[START OF Document text]

Friday, July 21, 2017

pcDuino and the Adafruit 5" LCD HDMI Display




After my inability to get the 7" LVDS display to work with the pcDuino I thought I would have a go with the 5" Adafruit display that I use with my Raspberry Pi. While not plug and play, it is significantly easier than the LVDS.

The Adafruit 5" 800x480 HDMI Backpack




This backpack features the TFP401 for decoding video, and for the touch version, an AR1100 USB resistive touch screen driver. Connecting the pcDuino to the screen is easy, just plug a HDMI cable into both.

You can power the display from a USB port on your pcDuino/Raspberry Pi but it is probably better to have a separate supply. Particularly for the pcDuino since it only has one USB port which you probably want to use for the keyboard and mouse.

[END OF Document text]
[START OF Data rows]

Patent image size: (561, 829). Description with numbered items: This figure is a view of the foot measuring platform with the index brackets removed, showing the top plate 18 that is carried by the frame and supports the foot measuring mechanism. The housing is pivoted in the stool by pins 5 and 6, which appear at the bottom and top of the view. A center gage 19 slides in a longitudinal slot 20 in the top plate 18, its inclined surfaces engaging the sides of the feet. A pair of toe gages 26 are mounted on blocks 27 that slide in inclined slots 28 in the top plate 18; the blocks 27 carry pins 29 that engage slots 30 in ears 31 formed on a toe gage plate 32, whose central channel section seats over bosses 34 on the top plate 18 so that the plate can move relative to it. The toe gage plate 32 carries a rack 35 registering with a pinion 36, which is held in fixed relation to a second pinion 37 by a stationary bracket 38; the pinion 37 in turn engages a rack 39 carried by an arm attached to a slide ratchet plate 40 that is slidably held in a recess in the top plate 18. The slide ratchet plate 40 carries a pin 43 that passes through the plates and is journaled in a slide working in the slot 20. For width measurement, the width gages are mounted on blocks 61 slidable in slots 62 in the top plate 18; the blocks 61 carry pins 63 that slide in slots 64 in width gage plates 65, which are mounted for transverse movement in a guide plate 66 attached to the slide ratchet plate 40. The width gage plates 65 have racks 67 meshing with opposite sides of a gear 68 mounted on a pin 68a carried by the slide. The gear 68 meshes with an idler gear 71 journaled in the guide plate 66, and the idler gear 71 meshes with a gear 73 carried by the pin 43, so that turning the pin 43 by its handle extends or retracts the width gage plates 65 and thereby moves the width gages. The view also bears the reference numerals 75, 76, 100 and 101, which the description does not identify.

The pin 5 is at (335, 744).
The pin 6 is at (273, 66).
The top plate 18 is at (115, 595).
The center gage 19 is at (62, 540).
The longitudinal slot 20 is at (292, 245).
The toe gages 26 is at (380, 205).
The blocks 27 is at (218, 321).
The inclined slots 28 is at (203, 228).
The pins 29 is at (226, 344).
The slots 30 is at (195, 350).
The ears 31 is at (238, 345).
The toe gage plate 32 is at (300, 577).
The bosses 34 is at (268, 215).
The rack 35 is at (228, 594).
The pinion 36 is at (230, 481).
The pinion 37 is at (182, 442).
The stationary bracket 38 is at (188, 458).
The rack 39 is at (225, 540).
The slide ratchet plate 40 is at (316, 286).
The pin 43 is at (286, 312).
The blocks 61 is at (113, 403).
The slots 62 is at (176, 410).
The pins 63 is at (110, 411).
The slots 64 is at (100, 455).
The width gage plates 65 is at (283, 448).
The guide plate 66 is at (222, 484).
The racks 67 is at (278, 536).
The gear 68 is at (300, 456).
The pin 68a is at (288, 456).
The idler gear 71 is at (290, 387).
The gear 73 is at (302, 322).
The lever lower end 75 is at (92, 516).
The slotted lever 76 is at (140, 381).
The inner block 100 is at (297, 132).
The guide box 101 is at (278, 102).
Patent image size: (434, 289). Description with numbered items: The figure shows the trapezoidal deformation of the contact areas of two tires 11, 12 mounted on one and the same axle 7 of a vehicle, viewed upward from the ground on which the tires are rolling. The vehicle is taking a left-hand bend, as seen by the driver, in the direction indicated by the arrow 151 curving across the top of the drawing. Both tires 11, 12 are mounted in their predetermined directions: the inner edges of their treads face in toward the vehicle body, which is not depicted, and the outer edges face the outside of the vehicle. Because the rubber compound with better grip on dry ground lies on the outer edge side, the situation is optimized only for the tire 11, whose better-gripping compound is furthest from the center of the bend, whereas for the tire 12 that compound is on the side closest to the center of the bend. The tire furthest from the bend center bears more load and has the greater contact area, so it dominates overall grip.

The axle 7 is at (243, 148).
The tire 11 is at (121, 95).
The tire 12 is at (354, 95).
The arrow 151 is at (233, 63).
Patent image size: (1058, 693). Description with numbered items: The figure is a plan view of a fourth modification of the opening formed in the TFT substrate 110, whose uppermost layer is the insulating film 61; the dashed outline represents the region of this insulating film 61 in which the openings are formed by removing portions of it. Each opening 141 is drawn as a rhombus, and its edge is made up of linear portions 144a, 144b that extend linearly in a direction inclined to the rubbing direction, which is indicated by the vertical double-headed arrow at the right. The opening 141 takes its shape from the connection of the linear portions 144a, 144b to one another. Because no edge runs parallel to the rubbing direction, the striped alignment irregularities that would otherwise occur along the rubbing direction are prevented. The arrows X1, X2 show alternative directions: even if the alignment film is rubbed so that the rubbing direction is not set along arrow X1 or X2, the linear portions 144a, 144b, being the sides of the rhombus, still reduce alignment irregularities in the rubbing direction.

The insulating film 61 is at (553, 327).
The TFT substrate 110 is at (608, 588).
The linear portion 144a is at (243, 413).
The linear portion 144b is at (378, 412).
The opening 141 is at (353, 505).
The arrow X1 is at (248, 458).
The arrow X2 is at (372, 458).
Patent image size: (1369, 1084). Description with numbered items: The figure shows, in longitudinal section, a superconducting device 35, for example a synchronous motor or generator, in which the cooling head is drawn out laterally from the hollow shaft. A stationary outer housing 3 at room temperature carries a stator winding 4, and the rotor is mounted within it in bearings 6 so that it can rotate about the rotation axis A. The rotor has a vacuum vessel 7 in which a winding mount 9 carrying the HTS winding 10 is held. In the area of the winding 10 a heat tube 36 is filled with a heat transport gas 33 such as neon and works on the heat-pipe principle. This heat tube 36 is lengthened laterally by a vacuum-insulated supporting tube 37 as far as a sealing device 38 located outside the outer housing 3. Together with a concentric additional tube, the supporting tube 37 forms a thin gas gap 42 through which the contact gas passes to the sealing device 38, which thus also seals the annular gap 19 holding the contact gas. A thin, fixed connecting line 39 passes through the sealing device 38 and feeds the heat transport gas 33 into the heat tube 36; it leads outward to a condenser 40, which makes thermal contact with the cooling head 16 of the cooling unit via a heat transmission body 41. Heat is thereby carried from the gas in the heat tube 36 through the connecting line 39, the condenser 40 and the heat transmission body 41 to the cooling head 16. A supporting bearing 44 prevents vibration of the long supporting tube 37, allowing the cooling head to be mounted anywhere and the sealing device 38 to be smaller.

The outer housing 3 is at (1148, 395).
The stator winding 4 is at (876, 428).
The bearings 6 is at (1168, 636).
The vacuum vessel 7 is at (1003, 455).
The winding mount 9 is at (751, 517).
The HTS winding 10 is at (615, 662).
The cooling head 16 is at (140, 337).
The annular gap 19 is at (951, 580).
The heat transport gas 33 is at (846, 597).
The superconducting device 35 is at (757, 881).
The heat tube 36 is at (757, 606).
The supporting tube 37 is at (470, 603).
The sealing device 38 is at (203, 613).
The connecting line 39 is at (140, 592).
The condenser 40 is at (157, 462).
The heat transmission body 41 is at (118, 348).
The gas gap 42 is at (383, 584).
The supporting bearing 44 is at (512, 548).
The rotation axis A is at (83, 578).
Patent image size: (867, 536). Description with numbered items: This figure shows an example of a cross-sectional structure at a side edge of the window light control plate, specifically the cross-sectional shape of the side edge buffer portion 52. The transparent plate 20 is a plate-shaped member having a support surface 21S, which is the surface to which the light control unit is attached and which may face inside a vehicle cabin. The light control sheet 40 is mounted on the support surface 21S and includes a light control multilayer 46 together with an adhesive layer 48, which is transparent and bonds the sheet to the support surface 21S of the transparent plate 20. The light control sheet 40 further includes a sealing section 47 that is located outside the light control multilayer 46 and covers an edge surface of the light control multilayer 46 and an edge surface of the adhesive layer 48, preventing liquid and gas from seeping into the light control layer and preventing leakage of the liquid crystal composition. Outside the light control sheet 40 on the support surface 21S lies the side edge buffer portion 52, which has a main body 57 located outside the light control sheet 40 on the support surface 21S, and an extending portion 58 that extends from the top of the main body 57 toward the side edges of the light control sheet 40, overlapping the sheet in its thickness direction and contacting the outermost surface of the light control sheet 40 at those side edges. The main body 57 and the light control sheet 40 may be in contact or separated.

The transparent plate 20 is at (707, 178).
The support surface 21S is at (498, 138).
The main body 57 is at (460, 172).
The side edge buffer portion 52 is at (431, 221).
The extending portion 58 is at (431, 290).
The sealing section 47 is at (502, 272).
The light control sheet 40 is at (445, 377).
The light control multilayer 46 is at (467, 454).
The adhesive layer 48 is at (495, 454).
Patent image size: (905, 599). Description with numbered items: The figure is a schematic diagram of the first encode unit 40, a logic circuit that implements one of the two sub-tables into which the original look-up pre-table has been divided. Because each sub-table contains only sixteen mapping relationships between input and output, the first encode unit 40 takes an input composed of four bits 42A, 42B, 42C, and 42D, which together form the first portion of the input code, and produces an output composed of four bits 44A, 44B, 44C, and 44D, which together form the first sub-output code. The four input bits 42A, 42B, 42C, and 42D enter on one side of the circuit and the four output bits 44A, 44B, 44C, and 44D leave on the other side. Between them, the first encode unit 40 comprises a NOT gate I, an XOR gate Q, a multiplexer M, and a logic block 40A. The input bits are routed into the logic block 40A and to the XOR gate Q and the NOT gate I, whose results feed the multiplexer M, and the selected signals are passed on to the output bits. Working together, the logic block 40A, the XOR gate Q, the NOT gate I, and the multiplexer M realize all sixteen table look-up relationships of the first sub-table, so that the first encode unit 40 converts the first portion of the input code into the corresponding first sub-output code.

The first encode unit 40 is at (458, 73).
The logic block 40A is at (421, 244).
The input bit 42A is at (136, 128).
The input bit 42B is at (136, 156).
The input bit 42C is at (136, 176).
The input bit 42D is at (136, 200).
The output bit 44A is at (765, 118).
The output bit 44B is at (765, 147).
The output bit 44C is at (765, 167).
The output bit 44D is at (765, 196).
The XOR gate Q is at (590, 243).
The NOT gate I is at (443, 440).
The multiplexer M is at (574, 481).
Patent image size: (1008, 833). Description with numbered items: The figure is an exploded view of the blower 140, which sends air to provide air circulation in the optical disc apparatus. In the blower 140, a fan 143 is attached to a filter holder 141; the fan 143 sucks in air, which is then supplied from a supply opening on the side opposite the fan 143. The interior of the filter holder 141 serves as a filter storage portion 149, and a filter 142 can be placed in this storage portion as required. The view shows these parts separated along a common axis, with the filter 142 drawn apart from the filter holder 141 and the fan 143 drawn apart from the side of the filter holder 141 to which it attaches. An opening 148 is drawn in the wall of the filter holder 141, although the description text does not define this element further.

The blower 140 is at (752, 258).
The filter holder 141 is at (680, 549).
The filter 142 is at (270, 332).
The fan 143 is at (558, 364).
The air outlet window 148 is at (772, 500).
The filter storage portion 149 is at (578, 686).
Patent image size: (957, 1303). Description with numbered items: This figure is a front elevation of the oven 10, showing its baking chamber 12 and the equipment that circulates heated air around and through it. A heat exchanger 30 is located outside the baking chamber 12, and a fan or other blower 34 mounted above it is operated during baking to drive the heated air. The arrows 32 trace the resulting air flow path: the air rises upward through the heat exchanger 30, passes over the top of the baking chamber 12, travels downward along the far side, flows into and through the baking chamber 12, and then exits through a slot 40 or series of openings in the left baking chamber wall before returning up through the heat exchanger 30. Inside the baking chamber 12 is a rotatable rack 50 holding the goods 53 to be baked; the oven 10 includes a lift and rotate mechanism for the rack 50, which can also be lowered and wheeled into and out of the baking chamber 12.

[END OF Data rows]

From the post about connecting the pcDuino to the Adafruit 5" display, write out the passage starting at "After my inability" and ending at "than the LVDS.".

**Result of this task:**
After my inability to get the 7" LVDS display to work with the pcDuino I thought I would have a go with the 5" Adafruit display that I use with my Raspberry Pi. While not plug and play, it is significantly easier than the LVDS.